WRITTEN EXERCISE :: Find the string "image" in the records. Copy every line it appears in.

● ● ● ●

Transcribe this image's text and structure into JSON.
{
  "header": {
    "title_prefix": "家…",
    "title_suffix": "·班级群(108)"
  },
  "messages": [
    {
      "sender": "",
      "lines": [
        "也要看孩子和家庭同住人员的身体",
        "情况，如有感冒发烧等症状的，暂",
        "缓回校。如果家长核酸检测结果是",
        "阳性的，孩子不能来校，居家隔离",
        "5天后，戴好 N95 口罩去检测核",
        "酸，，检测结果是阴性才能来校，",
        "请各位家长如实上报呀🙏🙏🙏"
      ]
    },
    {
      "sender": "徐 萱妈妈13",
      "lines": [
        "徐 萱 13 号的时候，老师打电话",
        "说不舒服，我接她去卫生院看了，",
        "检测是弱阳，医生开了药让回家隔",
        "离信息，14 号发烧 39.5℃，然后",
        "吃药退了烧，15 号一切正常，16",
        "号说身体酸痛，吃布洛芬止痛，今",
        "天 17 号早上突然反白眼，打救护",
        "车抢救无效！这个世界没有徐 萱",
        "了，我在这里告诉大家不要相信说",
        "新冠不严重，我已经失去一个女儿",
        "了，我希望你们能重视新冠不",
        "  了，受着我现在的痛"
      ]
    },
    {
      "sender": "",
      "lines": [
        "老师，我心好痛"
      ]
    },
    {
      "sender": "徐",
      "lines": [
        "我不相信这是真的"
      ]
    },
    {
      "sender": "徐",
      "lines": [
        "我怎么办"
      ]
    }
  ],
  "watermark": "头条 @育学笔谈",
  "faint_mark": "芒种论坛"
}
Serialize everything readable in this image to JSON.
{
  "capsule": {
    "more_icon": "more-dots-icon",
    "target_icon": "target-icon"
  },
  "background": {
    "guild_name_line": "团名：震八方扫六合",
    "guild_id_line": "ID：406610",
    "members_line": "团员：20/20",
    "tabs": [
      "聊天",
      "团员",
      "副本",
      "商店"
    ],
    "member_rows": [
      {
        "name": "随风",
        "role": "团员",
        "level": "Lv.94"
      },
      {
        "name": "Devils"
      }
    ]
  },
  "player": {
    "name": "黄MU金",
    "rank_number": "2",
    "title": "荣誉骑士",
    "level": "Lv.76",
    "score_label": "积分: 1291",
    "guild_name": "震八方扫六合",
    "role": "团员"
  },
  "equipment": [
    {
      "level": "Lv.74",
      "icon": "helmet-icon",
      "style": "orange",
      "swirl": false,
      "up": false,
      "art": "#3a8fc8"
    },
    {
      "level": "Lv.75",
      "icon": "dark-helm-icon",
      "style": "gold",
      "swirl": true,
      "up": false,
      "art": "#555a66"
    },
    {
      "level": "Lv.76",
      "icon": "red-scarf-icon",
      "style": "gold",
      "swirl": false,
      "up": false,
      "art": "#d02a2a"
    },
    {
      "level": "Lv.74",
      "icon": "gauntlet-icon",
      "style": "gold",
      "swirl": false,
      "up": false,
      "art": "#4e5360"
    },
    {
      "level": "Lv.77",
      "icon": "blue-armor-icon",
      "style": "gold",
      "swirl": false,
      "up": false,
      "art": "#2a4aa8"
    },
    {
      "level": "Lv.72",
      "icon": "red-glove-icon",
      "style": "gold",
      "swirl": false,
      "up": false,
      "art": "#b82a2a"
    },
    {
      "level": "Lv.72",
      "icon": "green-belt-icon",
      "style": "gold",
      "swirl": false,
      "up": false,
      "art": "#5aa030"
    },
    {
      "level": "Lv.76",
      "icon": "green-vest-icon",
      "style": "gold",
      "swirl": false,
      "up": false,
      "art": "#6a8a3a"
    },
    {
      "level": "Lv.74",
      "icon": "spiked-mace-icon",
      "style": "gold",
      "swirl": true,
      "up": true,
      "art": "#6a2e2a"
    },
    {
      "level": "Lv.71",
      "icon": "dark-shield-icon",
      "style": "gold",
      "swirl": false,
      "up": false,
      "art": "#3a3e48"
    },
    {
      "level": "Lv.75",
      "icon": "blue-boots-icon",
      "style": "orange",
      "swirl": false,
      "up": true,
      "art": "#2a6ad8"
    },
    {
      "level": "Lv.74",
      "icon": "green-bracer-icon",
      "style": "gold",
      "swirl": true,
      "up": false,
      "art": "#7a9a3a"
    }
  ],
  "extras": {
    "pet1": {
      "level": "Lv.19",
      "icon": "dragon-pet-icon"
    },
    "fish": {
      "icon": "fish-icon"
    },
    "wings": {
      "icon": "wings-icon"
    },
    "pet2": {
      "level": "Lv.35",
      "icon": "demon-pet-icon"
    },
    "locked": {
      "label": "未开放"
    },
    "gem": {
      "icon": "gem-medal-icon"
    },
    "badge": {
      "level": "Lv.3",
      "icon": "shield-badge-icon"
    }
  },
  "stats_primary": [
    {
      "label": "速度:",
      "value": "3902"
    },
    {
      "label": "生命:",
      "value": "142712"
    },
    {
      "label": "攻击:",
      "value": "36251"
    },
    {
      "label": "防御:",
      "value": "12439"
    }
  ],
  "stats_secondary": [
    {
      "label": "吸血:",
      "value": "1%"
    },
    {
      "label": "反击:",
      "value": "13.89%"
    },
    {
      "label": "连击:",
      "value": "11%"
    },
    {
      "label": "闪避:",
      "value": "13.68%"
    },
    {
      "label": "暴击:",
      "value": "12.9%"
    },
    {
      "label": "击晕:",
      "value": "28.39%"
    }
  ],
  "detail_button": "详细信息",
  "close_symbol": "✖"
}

● ● ● ●

TASK RESPONSE ::
Transcribe this image's text and structure into JSON.
Serialize everything readable in this image to JSON.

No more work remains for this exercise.